_Your instructions:_ Print all of the data exactly as written.

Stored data
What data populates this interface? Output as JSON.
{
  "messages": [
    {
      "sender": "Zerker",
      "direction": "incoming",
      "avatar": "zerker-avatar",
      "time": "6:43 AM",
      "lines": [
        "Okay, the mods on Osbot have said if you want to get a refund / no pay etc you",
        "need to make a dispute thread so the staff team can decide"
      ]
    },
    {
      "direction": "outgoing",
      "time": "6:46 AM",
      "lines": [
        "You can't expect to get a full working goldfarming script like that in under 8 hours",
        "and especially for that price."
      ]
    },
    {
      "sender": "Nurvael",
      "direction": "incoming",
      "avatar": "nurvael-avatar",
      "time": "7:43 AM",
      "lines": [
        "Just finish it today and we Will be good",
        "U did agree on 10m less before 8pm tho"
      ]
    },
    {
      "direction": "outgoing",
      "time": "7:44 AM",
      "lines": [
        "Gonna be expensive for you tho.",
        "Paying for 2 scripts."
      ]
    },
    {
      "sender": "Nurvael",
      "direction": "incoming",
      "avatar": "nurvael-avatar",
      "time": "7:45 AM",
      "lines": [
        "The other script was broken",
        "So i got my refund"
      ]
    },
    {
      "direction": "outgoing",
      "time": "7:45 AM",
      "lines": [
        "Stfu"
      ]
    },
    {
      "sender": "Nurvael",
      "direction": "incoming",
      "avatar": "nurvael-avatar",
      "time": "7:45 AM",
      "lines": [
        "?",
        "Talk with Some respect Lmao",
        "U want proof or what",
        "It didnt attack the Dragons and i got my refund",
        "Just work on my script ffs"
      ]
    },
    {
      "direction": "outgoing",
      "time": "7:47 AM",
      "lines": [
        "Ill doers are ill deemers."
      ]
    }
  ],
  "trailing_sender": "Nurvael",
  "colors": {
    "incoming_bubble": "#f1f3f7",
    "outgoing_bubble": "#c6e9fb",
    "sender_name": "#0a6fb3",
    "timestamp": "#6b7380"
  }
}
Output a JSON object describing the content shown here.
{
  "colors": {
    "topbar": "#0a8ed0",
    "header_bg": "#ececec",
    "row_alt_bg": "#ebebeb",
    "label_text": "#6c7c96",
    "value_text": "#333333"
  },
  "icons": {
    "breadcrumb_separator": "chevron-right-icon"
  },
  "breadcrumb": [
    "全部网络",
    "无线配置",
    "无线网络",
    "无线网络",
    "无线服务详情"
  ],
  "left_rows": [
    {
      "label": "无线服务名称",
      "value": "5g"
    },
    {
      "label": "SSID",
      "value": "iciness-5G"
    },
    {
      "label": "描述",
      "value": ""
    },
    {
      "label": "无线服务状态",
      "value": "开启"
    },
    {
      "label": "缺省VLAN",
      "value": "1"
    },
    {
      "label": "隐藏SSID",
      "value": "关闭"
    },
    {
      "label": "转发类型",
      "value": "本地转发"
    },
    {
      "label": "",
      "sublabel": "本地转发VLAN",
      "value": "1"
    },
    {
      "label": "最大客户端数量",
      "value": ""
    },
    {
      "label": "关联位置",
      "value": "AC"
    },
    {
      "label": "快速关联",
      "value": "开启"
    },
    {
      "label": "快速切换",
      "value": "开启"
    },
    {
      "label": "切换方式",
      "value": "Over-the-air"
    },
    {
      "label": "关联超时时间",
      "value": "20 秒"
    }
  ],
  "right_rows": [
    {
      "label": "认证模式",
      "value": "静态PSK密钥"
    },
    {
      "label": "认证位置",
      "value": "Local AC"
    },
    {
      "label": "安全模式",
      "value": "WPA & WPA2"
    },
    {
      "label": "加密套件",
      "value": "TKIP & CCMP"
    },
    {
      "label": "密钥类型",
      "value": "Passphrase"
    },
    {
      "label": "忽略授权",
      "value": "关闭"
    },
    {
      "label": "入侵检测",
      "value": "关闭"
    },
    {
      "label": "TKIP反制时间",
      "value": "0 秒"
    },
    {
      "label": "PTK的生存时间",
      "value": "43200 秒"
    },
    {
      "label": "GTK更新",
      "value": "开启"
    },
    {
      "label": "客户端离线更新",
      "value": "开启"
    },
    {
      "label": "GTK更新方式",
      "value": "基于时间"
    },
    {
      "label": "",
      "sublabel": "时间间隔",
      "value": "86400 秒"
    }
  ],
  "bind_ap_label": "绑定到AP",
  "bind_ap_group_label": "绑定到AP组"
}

_The reply:_
What data populates this interface? Output as JSON.
{
  "messages": [
    {
      "sender": "Zerker",
      "direction": "incoming",
      "avatar": "zerker-avatar",
      "time": "6:43 AM",
      "lines": [
        "Okay, the mods on Osbot have said if you want to get a refund / no pay etc you",
        "need to make a dispute thread so the staff team can decide"
      ]
    },
    {
      "direction": "outgoing",
      "time": "6:46 AM",
      "lines": [
        "You can't expect to get a full working goldfarming script like that in under 8 hours",
        "and especially for that price."
      ]
    },
    {
      "sender": "Nurvael",
      "direction": "incoming",
      "avatar": "nurvael-avatar",
      "time": "7:43 AM",
      "lines": [
        "Just finish it today and we Will be good",
        "U did agree on 10m less before 8pm tho"
      ]
    },
    {
      "direction": "outgoing",
      "time": "7:44 AM",
      "lines": [
        "Gonna be expensive for you tho.",
        "Paying for 2 scripts."
      ]
    },
    {
      "sender": "Nurvael",
      "direction": "incoming",
      "avatar": "nurvael-avatar",
      "time": "7:45 AM",
      "lines": [
        "The other script was broken",
        "So i got my refund"
      ]
    },
    {
      "direction": "outgoing",
      "time": "7:45 AM",
      "lines": [
        "Stfu"
      ]
    },
    {
      "sender": "Nurvael",
      "direction": "incoming",
      "avatar": "nurvael-avatar",
      "time": "7:45 AM",
      "lines": [
        "?",
        "Talk with Some respect Lmao",
        "U want proof or what",
        "It didnt attack the Dragons and i got my refund",
        "Just work on my script ffs"
      ]
    },
    {
      "direction": "outgoing",
      "time": "7:47 AM",
      "lines": [
        "Ill doers are ill deemers."
      ]
    }
  ],
  "trailing_sender": "Nurvael",
  "colors": {
    "incoming_bubble": "#f1f3f7",
    "outgoing_bubble": "#c6e9fb",
    "sender_name": "#0a6fb3",
    "timestamp": "#6b7380"
  }
}
Output a JSON object describing the content shown here.
{
  "colors": {
    "topbar": "#0a8ed0",
    "header_bg": "#ececec",
    "row_alt_bg": "#ebebeb",
    "label_text": "#6c7c96",
    "value_text": "#333333"
  },
  "icons": {
    "breadcrumb_separator": "chevron-right-icon"
  },
  "breadcrumb": [
    "全部网络",
    "无线配置",
    "无线网络",
    "无线网络",
    "无线服务详情"
  ],
  "left_rows": [
    {
      "label": "无线服务名称",
      "value": "5g"
    },
    {
      "label": "SSID",
      "value": "iciness-5G"
    },
    {
      "label": "描述",
      "value": ""
    },
    {
      "label": "无线服务状态",
      "value": "开启"
    },
    {
      "label": "缺省VLAN",
      "value": "1"
    },
    {
      "label": "隐藏SSID",
      "value": "关闭"
    },
    {
      "label": "转发类型",
      "value": "本地转发"
    },
    {
      "label": "",
      "sublabel": "本地转发VLAN",
      "value": "1"
    },
    {
      "label": "最大客户端数量",
      "value": ""
    },
    {
      "label": "关联位置",
      "value": "AC"
    },
    {
      "label": "快速关联",
      "value": "开启"
    },
    {
      "label": "快速切换",
      "value": "开启"
    },
    {
      "label": "切换方式",
      "value": "Over-the-air"
    },
    {
      "label": "关联超时时间",
      "value": "20 秒"
    }
  ],
  "right_rows": [
    {
      "label": "认证模式",
      "value": "静态PSK密钥"
    },
    {
      "label": "认证位置",
      "value": "Local AC"
    },
    {
      "label": "安全模式",
      "value": "WPA & WPA2"
    },
    {
      "label": "加密套件",
      "value": "TKIP & CCMP"
    },
    {
      "label": "密钥类型",
      "value": "Passphrase"
    },
    {
      "label": "忽略授权",
      "value": "关闭"
    },
    {
      "label": "入侵检测",
      "value": "关闭"
    },
    {
      "label": "TKIP反制时间",
      "value": "0 秒"
    },
    {
      "label": "PTK的生存时间",
      "value": "43200 秒"
    },
    {
      "label": "GTK更新",
      "value": "开启"
    },
    {
      "label": "客户端离线更新",
      "value": "开启"
    },
    {
      "label": "GTK更新方式",
      "value": "基于时间"
    },
    {
      "label": "",
      "sublabel": "时间间隔",
      "value": "86400 秒"
    }
  ],
  "bind_ap_label": "绑定到AP",
  "bind_ap_group_label": "绑定到AP组"
}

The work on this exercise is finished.